[Aim]: Reproduce every entry below precisely; do not include the pictures.

[Material supplied]:

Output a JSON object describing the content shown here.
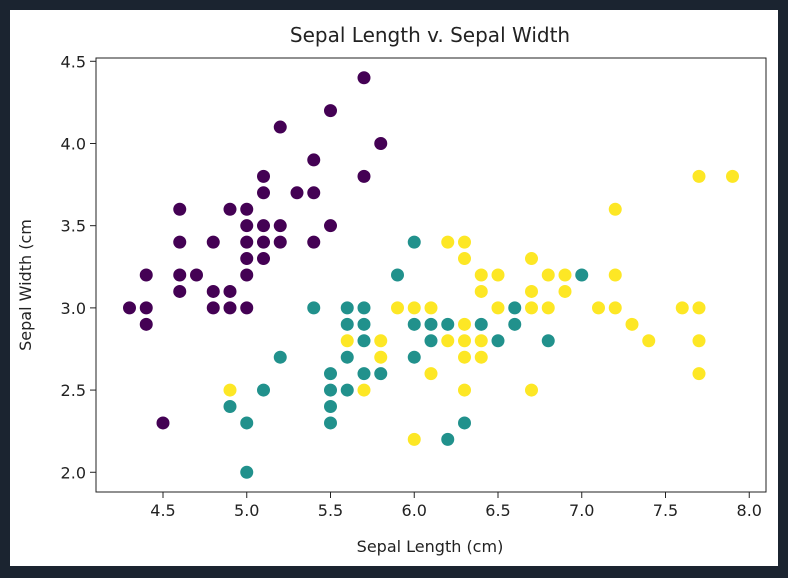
{
  "chart_data": {
    "type": "scatter",
    "title": "Sepal Length v. Sepal Width",
    "xlabel": "Sepal Length (cm)",
    "ylabel": "Sepal Width (cm",
    "xlim": [
      4.1,
      8.1
    ],
    "ylim": [
      1.88,
      4.52
    ],
    "xticks": [
      4.5,
      5.0,
      5.5,
      6.0,
      6.5,
      7.0,
      7.5,
      8.0
    ],
    "xtick_labels": [
      "4.5",
      "5.0",
      "5.5",
      "6.0",
      "6.5",
      "7.0",
      "7.5",
      "8.0"
    ],
    "yticks": [
      2.0,
      2.5,
      3.0,
      3.5,
      4.0,
      4.5
    ],
    "ytick_labels": [
      "2.0",
      "2.5",
      "3.0",
      "3.5",
      "4.0",
      "4.5"
    ],
    "grid": false,
    "series": [
      {
        "color": "#440154",
        "x": [
          5.1,
          4.9,
          4.7,
          4.6,
          5.0,
          5.4,
          4.6,
          5.0,
          4.4,
          4.9,
          5.4,
          4.8,
          4.8,
          4.3,
          5.8,
          5.7,
          5.4,
          5.1,
          5.7,
          5.1,
          5.4,
          5.1,
          4.6,
          5.1,
          4.8,
          5.0,
          5.0,
          5.2,
          5.2,
          4.7,
          4.8,
          5.4,
          5.2,
          5.5,
          4.9,
          5.0,
          5.5,
          4.9,
          4.4,
          5.1,
          5.0,
          4.5,
          4.4,
          5.0,
          5.1,
          4.8,
          5.1,
          4.6,
          5.3,
          5.0
        ],
        "y": [
          3.5,
          3.0,
          3.2,
          3.1,
          3.6,
          3.9,
          3.4,
          3.4,
          2.9,
          3.1,
          3.7,
          3.4,
          3.0,
          3.0,
          4.0,
          4.4,
          3.9,
          3.5,
          3.8,
          3.8,
          3.4,
          3.7,
          3.6,
          3.3,
          3.4,
          3.0,
          3.4,
          3.5,
          3.4,
          3.2,
          3.1,
          3.4,
          4.1,
          4.2,
          3.1,
          3.2,
          3.5,
          3.6,
          3.0,
          3.4,
          3.5,
          2.3,
          3.2,
          3.5,
          3.8,
          3.0,
          3.8,
          3.2,
          3.7,
          3.3
        ]
      },
      {
        "color": "#21918c",
        "x": [
          7.0,
          6.4,
          6.9,
          5.5,
          6.5,
          5.7,
          6.3,
          4.9,
          6.6,
          5.2,
          5.0,
          5.9,
          6.0,
          6.1,
          5.6,
          6.7,
          5.6,
          5.8,
          6.2,
          5.6,
          5.9,
          6.1,
          6.3,
          6.1,
          6.4,
          6.6,
          6.8,
          6.7,
          6.0,
          5.7,
          5.5,
          5.5,
          5.8,
          6.0,
          5.4,
          6.0,
          6.7,
          6.3,
          5.6,
          5.5,
          5.5,
          6.1,
          5.8,
          5.0,
          5.6,
          5.7,
          5.7,
          6.2,
          5.1,
          5.7
        ],
        "y": [
          3.2,
          3.2,
          3.1,
          2.3,
          2.8,
          2.8,
          3.3,
          2.4,
          2.9,
          2.7,
          2.0,
          3.0,
          2.2,
          2.9,
          2.9,
          3.1,
          3.0,
          2.7,
          2.2,
          2.5,
          3.2,
          2.8,
          2.5,
          2.8,
          2.9,
          3.0,
          2.8,
          3.0,
          2.9,
          2.6,
          2.4,
          2.4,
          2.7,
          2.7,
          3.0,
          3.4,
          3.1,
          2.3,
          3.0,
          2.5,
          2.6,
          3.0,
          2.6,
          2.3,
          2.7,
          3.0,
          2.9,
          2.9,
          2.5,
          2.8
        ]
      },
      {
        "color": "#fde725",
        "x": [
          6.3,
          5.8,
          7.1,
          6.3,
          6.5,
          7.6,
          4.9,
          7.3,
          6.7,
          7.2,
          6.5,
          6.4,
          6.8,
          5.7,
          5.8,
          6.4,
          6.5,
          7.7,
          7.7,
          6.0,
          6.9,
          5.6,
          7.7,
          6.3,
          6.7,
          7.2,
          6.2,
          6.1,
          6.4,
          7.2,
          7.4,
          7.9,
          6.4,
          6.3,
          6.1,
          7.7,
          6.3,
          6.4,
          6.0,
          6.9,
          6.7,
          6.9,
          5.8,
          6.8,
          6.7,
          6.7,
          6.3,
          6.5,
          6.2,
          5.9
        ],
        "y": [
          3.3,
          2.7,
          3.0,
          2.9,
          3.0,
          3.0,
          2.5,
          2.9,
          2.5,
          3.6,
          3.2,
          2.7,
          3.0,
          2.5,
          2.8,
          3.2,
          3.0,
          3.8,
          2.6,
          2.2,
          3.2,
          2.8,
          2.8,
          2.7,
          3.3,
          3.2,
          2.8,
          3.0,
          2.8,
          3.0,
          2.8,
          3.8,
          2.8,
          2.8,
          2.6,
          3.0,
          3.4,
          3.1,
          3.0,
          3.1,
          3.1,
          3.1,
          2.7,
          3.2,
          3.3,
          3.0,
          2.5,
          3.0,
          3.4,
          3.0
        ]
      }
    ]
  }
}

[The result]:
Output a JSON object describing the content shown here.
{
  "chart_data": {
    "type": "scatter",
    "title": "Sepal Length v. Sepal Width",
    "xlabel": "Sepal Length (cm)",
    "ylabel": "Sepal Width (cm",
    "xlim": [
      4.1,
      8.1
    ],
    "ylim": [
      1.88,
      4.52
    ],
    "xticks": [
      4.5,
      5.0,
      5.5,
      6.0,
      6.5,
      7.0,
      7.5,
      8.0
    ],
    "xtick_labels": [
      "4.5",
      "5.0",
      "5.5",
      "6.0",
      "6.5",
      "7.0",
      "7.5",
      "8.0"
    ],
    "yticks": [
      2.0,
      2.5,
      3.0,
      3.5,
      4.0,
      4.5
    ],
    "ytick_labels": [
      "2.0",
      "2.5",
      "3.0",
      "3.5",
      "4.0",
      "4.5"
    ],
    "grid": false,
    "series": [
      {
        "color": "#440154",
        "x": [
          5.1,
          4.9,
          4.7,
          4.6,
          5.0,
          5.4,
          4.6,
          5.0,
          4.4,
          4.9,
          5.4,
          4.8,
          4.8,
          4.3,
          5.8,
          5.7,
          5.4,
          5.1,
          5.7,
          5.1,
          5.4,
          5.1,
          4.6,
          5.1,
          4.8,
          5.0,
          5.0,
          5.2,
          5.2,
          4.7,
          4.8,
          5.4,
          5.2,
          5.5,
          4.9,
          5.0,
          5.5,
          4.9,
          4.4,
          5.1,
          5.0,
          4.5,
          4.4,
          5.0,
          5.1,
          4.8,
          5.1,
          4.6,
          5.3,
          5.0
        ],
        "y": [
          3.5,
          3.0,
          3.2,
          3.1,
          3.6,
          3.9,
          3.4,
          3.4,
          2.9,
          3.1,
          3.7,
          3.4,
          3.0,
          3.0,
          4.0,
          4.4,
          3.9,
          3.5,
          3.8,
          3.8,
          3.4,
          3.7,
          3.6,
          3.3,
          3.4,
          3.0,
          3.4,
          3.5,
          3.4,
          3.2,
          3.1,
          3.4,
          4.1,
          4.2,
          3.1,
          3.2,
          3.5,
          3.6,
          3.0,
          3.4,
          3.5,
          2.3,
          3.2,
          3.5,
          3.8,
          3.0,
          3.8,
          3.2,
          3.7,
          3.3
        ]
      },
      {
        "color": "#21918c",
        "x": [
          7.0,
          6.4,
          6.9,
          5.5,
          6.5,
          5.7,
          6.3,
          4.9,
          6.6,
          5.2,
          5.0,
          5.9,
          6.0,
          6.1,
          5.6,
          6.7,
          5.6,
          5.8,
          6.2,
          5.6,
          5.9,
          6.1,
          6.3,
          6.1,
          6.4,
          6.6,
          6.8,
          6.7,
          6.0,
          5.7,
          5.5,
          5.5,
          5.8,
          6.0,
          5.4,
          6.0,
          6.7,
          6.3,
          5.6,
          5.5,
          5.5,
          6.1,
          5.8,
          5.0,
          5.6,
          5.7,
          5.7,
          6.2,
          5.1,
          5.7
        ],
        "y": [
          3.2,
          3.2,
          3.1,
          2.3,
          2.8,
          2.8,
          3.3,
          2.4,
          2.9,
          2.7,
          2.0,
          3.0,
          2.2,
          2.9,
          2.9,
          3.1,
          3.0,
          2.7,
          2.2,
          2.5,
          3.2,
          2.8,
          2.5,
          2.8,
          2.9,
          3.0,
          2.8,
          3.0,
          2.9,
          2.6,
          2.4,
          2.4,
          2.7,
          2.7,
          3.0,
          3.4,
          3.1,
          2.3,
          3.0,
          2.5,
          2.6,
          3.0,
          2.6,
          2.3,
          2.7,
          3.0,
          2.9,
          2.9,
          2.5,
          2.8
        ]
      },
      {
        "color": "#fde725",
        "x": [
          6.3,
          5.8,
          7.1,
          6.3,
          6.5,
          7.6,
          4.9,
          7.3,
          6.7,
          7.2,
          6.5,
          6.4,
          6.8,
          5.7,
          5.8,
          6.4,
          6.5,
          7.7,
          7.7,
          6.0,
          6.9,
          5.6,
          7.7,
          6.3,
          6.7,
          7.2,
          6.2,
          6.1,
          6.4,
          7.2,
          7.4,
          7.9,
          6.4,
          6.3,
          6.1,
          7.7,
          6.3,
          6.4,
          6.0,
          6.9,
          6.7,
          6.9,
          5.8,
          6.8,
          6.7,
          6.7,
          6.3,
          6.5,
          6.2,
          5.9
        ],
        "y": [
          3.3,
          2.7,
          3.0,
          2.9,
          3.0,
          3.0,
          2.5,
          2.9,
          2.5,
          3.6,
          3.2,
          2.7,
          3.0,
          2.5,
          2.8,
          3.2,
          3.0,
          3.8,
          2.6,
          2.2,
          3.2,
          2.8,
          2.8,
          2.7,
          3.3,
          3.2,
          2.8,
          3.0,
          2.8,
          3.0,
          2.8,
          3.8,
          2.8,
          2.8,
          2.6,
          3.0,
          3.4,
          3.1,
          3.0,
          3.1,
          3.1,
          3.1,
          2.7,
          3.2,
          3.3,
          3.0,
          2.5,
          3.0,
          3.4,
          3.0
        ]
      }
    ]
  }
}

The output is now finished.